══ Dataset extract ══

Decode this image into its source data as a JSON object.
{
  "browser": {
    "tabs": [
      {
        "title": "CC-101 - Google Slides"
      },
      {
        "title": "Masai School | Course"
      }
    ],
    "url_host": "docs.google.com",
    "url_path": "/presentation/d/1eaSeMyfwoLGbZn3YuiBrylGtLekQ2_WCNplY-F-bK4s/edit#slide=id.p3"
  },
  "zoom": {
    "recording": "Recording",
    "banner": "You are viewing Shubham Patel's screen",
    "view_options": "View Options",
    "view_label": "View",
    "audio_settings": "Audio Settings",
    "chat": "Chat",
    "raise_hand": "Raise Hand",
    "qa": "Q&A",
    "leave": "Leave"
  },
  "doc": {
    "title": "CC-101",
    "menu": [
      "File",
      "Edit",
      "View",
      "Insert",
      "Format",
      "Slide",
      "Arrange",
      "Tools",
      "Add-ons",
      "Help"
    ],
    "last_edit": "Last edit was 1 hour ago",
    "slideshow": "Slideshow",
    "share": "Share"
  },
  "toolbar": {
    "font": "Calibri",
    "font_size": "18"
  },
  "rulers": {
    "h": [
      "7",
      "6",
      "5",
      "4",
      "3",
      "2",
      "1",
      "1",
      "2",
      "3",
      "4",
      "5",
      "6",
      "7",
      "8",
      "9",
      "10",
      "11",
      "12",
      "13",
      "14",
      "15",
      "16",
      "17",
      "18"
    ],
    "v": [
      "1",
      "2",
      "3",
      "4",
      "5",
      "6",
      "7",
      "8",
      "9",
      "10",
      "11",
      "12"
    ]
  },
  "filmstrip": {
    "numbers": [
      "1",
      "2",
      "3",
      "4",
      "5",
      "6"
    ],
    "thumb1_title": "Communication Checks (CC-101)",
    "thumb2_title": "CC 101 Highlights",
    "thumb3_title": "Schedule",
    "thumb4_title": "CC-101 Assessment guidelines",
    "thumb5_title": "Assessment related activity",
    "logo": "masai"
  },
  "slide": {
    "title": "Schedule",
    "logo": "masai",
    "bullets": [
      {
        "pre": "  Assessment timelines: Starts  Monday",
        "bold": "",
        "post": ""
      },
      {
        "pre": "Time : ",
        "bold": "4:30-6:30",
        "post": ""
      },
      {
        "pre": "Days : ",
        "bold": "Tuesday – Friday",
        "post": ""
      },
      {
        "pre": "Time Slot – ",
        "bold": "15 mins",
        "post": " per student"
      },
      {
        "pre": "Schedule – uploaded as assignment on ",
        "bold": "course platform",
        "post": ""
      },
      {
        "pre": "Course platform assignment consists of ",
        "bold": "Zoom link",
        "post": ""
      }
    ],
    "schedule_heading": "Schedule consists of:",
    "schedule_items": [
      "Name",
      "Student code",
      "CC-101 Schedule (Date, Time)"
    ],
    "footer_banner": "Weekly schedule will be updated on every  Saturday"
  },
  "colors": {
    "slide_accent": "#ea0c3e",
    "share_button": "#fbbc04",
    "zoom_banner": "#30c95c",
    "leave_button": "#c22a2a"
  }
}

═══

• Requirements: Once more, set down the full listing, verbatim.

• Solution:
Decode this image into its source data as a JSON object.
{
  "browser": {
    "tabs": [
      {
        "title": "CC-101 - Google Slides"
      },
      {
        "title": "Masai School | Course"
      }
    ],
    "url_host": "docs.google.com",
    "url_path": "/presentation/d/1eaSeMyfwoLGbZn3YuiBrylGtLekQ2_WCNplY-F-bK4s/edit#slide=id.p3"
  },
  "zoom": {
    "recording": "Recording",
    "banner": "You are viewing Shubham Patel's screen",
    "view_options": "View Options",
    "view_label": "View",
    "audio_settings": "Audio Settings",
    "chat": "Chat",
    "raise_hand": "Raise Hand",
    "qa": "Q&A",
    "leave": "Leave"
  },
  "doc": {
    "title": "CC-101",
    "menu": [
      "File",
      "Edit",
      "View",
      "Insert",
      "Format",
      "Slide",
      "Arrange",
      "Tools",
      "Add-ons",
      "Help"
    ],
    "last_edit": "Last edit was 1 hour ago",
    "slideshow": "Slideshow",
    "share": "Share"
  },
  "toolbar": {
    "font": "Calibri",
    "font_size": "18"
  },
  "rulers": {
    "h": [
      "7",
      "6",
      "5",
      "4",
      "3",
      "2",
      "1",
      "1",
      "2",
      "3",
      "4",
      "5",
      "6",
      "7",
      "8",
      "9",
      "10",
      "11",
      "12",
      "13",
      "14",
      "15",
      "16",
      "17",
      "18"
    ],
    "v": [
      "1",
      "2",
      "3",
      "4",
      "5",
      "6",
      "7",
      "8",
      "9",
      "10",
      "11",
      "12"
    ]
  },
  "filmstrip": {
    "numbers": [
      "1",
      "2",
      "3",
      "4",
      "5",
      "6"
    ],
    "thumb1_title": "Communication Checks (CC-101)",
    "thumb2_title": "CC 101 Highlights",
    "thumb3_title": "Schedule",
    "thumb4_title": "CC-101 Assessment guidelines",
    "thumb5_title": "Assessment related activity",
    "logo": "masai"
  },
  "slide": {
    "title": "Schedule",
    "logo": "masai",
    "bullets": [
      {
        "pre": "  Assessment timelines: Starts  Monday",
        "bold": "",
        "post": ""
      },
      {
        "pre": "Time : ",
        "bold": "4:30-6:30",
        "post": ""
      },
      {
        "pre": "Days : ",
        "bold": "Tuesday – Friday",
        "post": ""
      },
      {
        "pre": "Time Slot – ",
        "bold": "15 mins",
        "post": " per student"
      },
      {
        "pre": "Schedule – uploaded as assignment on ",
        "bold": "course platform",
        "post": ""
      },
      {
        "pre": "Course platform assignment consists of ",
        "bold": "Zoom link",
        "post": ""
      }
    ],
    "schedule_heading": "Schedule consists of:",
    "schedule_items": [
      "Name",
      "Student code",
      "CC-101 Schedule (Date, Time)"
    ],
    "footer_banner": "Weekly schedule will be updated on every  Saturday"
  },
  "colors": {
    "slide_accent": "#ea0c3e",
    "share_button": "#fbbc04",
    "zoom_banner": "#30c95c",
    "leave_button": "#c22a2a"
  }
}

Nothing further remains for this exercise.